Data records:
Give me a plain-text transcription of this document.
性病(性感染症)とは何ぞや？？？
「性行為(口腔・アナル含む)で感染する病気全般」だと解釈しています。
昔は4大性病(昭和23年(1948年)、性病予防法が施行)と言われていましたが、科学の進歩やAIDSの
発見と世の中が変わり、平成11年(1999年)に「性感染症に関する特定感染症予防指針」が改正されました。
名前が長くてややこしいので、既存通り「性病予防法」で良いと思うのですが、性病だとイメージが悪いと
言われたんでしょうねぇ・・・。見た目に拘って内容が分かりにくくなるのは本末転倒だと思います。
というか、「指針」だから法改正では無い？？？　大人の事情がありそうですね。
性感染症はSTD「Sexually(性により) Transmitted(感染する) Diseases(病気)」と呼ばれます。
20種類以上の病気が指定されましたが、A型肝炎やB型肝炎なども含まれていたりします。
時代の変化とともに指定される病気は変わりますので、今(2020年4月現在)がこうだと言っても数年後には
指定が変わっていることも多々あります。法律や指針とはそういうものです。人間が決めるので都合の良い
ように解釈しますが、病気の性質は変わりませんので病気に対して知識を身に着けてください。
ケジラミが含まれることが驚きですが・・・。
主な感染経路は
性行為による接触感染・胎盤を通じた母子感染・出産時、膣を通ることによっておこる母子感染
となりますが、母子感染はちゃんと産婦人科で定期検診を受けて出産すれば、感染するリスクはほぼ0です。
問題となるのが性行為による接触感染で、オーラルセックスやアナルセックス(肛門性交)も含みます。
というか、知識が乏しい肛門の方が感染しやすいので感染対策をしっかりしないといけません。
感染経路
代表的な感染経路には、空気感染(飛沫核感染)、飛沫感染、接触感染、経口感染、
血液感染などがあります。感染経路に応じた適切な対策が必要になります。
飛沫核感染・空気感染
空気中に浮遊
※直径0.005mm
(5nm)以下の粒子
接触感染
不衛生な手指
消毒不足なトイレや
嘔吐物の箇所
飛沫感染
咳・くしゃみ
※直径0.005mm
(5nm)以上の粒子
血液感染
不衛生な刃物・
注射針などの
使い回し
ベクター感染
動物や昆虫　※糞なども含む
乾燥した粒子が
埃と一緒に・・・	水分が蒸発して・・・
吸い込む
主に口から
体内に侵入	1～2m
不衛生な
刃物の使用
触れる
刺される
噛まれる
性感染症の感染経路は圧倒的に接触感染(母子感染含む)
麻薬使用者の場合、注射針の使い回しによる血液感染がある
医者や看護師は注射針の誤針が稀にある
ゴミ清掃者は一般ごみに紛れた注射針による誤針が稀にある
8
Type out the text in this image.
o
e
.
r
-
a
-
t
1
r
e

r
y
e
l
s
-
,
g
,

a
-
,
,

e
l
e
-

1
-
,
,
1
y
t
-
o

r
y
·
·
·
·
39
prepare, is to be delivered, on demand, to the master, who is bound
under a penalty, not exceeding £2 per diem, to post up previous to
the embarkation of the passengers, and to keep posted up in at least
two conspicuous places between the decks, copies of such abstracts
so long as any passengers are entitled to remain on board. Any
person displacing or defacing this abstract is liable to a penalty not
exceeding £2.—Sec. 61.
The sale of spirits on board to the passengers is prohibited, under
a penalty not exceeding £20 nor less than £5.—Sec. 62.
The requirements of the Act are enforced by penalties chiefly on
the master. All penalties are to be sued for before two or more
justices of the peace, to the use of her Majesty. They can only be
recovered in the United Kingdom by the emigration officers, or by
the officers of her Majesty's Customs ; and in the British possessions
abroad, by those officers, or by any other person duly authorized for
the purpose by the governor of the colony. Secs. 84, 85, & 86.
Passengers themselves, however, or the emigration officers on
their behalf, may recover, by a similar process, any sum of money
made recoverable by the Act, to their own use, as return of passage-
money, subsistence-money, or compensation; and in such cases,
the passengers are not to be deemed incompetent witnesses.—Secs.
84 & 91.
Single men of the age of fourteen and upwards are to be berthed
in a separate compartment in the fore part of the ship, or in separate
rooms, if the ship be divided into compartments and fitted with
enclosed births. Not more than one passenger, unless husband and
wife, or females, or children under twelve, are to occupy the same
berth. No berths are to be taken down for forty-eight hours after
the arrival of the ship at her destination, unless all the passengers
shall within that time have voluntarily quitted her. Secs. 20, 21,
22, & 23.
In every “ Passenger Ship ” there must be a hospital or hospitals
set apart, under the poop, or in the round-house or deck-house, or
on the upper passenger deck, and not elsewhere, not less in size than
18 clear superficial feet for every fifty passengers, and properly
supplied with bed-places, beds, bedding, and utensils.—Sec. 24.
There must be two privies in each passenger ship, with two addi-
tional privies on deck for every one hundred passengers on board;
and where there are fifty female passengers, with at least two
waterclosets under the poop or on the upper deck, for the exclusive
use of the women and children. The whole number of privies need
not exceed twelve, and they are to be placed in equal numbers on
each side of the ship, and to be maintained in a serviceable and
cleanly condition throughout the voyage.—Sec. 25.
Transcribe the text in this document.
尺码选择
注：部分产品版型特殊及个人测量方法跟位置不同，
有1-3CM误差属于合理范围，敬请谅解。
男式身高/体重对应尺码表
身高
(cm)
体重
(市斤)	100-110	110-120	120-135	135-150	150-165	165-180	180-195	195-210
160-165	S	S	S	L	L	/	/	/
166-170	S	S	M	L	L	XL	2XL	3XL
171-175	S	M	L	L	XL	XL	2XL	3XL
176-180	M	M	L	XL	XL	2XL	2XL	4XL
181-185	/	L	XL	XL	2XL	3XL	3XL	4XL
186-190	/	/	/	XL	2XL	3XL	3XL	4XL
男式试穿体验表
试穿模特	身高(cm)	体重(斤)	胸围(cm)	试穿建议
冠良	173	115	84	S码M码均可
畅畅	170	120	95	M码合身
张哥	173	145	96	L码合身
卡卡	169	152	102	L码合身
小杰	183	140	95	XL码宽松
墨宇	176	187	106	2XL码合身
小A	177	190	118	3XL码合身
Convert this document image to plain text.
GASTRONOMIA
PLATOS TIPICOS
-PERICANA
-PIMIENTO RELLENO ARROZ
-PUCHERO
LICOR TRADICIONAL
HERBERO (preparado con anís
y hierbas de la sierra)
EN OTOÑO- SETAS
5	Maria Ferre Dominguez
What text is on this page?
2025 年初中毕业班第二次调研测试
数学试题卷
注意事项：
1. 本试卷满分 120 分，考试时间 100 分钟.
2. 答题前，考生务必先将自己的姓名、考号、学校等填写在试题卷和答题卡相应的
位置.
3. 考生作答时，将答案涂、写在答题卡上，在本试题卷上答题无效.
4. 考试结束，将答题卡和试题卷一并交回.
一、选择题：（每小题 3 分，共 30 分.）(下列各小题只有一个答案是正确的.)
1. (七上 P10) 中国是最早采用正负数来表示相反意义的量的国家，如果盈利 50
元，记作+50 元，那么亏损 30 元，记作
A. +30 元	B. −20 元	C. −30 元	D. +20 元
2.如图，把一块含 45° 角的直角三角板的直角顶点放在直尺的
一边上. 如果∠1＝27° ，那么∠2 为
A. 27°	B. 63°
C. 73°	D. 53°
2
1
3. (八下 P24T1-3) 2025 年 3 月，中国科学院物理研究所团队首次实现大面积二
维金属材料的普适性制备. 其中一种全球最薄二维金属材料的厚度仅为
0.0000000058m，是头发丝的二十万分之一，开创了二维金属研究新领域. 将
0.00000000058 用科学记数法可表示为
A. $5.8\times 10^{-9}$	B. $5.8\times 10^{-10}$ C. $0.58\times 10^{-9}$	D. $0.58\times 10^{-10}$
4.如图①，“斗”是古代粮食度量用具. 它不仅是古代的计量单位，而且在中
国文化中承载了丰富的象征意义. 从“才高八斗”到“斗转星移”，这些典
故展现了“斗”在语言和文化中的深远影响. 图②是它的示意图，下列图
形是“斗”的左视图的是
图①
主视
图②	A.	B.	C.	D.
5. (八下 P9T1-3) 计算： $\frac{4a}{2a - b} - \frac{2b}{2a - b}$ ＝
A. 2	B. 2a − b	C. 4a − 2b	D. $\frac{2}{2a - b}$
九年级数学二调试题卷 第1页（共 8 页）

Task statement: Your task is to gather all lines from the entries above that hold the word "image".

Exercise result:
Type out the text in this image.
Convert this document image to plain text.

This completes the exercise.